__GIVEN REQUEST__:
Each line of the material below should be reproduced exactly.
>>>
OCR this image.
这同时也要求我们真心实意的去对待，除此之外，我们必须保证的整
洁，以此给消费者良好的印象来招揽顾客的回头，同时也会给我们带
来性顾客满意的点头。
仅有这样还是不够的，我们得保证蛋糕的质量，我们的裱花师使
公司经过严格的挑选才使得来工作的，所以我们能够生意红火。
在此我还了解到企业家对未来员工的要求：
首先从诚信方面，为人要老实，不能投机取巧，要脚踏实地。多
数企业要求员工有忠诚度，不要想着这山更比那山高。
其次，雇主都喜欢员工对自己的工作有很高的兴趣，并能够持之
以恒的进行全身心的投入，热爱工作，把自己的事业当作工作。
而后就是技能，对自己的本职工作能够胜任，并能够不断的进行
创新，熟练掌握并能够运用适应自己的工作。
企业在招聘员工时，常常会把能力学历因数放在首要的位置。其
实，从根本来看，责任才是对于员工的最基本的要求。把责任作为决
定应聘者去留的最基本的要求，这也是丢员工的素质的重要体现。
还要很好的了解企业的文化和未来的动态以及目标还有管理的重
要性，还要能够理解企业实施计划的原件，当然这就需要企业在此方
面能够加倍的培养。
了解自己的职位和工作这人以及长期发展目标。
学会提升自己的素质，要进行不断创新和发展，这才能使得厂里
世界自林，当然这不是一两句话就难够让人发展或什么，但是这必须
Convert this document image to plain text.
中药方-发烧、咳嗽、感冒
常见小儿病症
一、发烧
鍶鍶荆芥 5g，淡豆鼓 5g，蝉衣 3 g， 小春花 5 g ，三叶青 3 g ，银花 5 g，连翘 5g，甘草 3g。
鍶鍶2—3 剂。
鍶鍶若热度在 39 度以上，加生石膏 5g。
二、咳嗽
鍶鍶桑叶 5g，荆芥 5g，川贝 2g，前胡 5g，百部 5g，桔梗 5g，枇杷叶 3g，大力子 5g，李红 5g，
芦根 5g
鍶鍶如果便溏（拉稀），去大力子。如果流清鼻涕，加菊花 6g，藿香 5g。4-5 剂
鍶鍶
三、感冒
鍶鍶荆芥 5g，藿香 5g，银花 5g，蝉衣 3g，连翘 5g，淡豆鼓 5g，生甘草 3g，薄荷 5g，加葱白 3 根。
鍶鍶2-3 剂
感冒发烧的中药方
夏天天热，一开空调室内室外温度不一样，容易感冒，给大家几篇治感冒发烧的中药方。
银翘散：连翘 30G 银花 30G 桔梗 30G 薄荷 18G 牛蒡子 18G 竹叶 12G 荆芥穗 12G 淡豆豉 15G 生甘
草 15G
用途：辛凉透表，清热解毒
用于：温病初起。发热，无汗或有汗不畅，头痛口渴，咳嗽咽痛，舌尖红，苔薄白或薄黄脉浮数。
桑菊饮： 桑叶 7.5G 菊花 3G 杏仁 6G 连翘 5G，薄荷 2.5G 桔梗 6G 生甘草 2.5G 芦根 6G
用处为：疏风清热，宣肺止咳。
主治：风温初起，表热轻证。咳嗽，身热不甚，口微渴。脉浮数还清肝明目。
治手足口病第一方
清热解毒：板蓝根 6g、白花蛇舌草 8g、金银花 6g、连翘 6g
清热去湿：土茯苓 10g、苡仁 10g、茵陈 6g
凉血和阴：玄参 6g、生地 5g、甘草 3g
<<<
__EXERCISE SOLUTION__:
OCR this image.
这同时也要求我们真心实意的去对待，除此之外，我们必须保证的整
洁，以此给消费者良好的印象来招揽顾客的回头，同时也会给我们带
来性顾客满意的点头。
仅有这样还是不够的，我们得保证蛋糕的质量，我们的裱花师使
公司经过严格的挑选才使得来工作的，所以我们能够生意红火。
在此我还了解到企业家对未来员工的要求：
首先从诚信方面，为人要老实，不能投机取巧，要脚踏实地。多
数企业要求员工有忠诚度，不要想着这山更比那山高。
其次，雇主都喜欢员工对自己的工作有很高的兴趣，并能够持之
以恒的进行全身心的投入，热爱工作，把自己的事业当作工作。
而后就是技能，对自己的本职工作能够胜任，并能够不断的进行
创新，熟练掌握并能够运用适应自己的工作。
企业在招聘员工时，常常会把能力学历因数放在首要的位置。其
实，从根本来看，责任才是对于员工的最基本的要求。把责任作为决
定应聘者去留的最基本的要求，这也是丢员工的素质的重要体现。
还要很好的了解企业的文化和未来的动态以及目标还有管理的重
要性，还要能够理解企业实施计划的原件，当然这就需要企业在此方
面能够加倍的培养。
了解自己的职位和工作这人以及长期发展目标。
学会提升自己的素质，要进行不断创新和发展，这才能使得厂里
世界自林，当然这不是一两句话就难够让人发展或什么，但是这必须
Convert this document image to plain text.
中药方-发烧、咳嗽、感冒
常见小儿病症
一、发烧
鍶鍶荆芥 5g，淡豆鼓 5g，蝉衣 3 g， 小春花 5 g ，三叶青 3 g ，银花 5 g，连翘 5g，甘草 3g。
鍶鍶2—3 剂。
鍶鍶若热度在 39 度以上，加生石膏 5g。
二、咳嗽
鍶鍶桑叶 5g，荆芥 5g，川贝 2g，前胡 5g，百部 5g，桔梗 5g，枇杷叶 3g，大力子 5g，李红 5g，
芦根 5g
鍶鍶如果便溏（拉稀），去大力子。如果流清鼻涕，加菊花 6g，藿香 5g。4-5 剂
鍶鍶
三、感冒
鍶鍶荆芥 5g，藿香 5g，银花 5g，蝉衣 3g，连翘 5g，淡豆鼓 5g，生甘草 3g，薄荷 5g，加葱白 3 根。
鍶鍶2-3 剂
感冒发烧的中药方
夏天天热，一开空调室内室外温度不一样，容易感冒，给大家几篇治感冒发烧的中药方。
银翘散：连翘 30G 银花 30G 桔梗 30G 薄荷 18G 牛蒡子 18G 竹叶 12G 荆芥穗 12G 淡豆豉 15G 生甘
草 15G
用途：辛凉透表，清热解毒
用于：温病初起。发热，无汗或有汗不畅，头痛口渴，咳嗽咽痛，舌尖红，苔薄白或薄黄脉浮数。
桑菊饮： 桑叶 7.5G 菊花 3G 杏仁 6G 连翘 5G，薄荷 2.5G 桔梗 6G 生甘草 2.5G 芦根 6G
用处为：疏风清热，宣肺止咳。
主治：风温初起，表热轻证。咳嗽，身热不甚，口微渴。脉浮数还清肝明目。
治手足口病第一方
清热解毒：板蓝根 6g、白花蛇舌草 8g、金银花 6g、连翘 6g
清热去湿：土茯苓 10g、苡仁 10g、茵陈 6g
凉血和阴：玄参 6g、生地 5g、甘草 3g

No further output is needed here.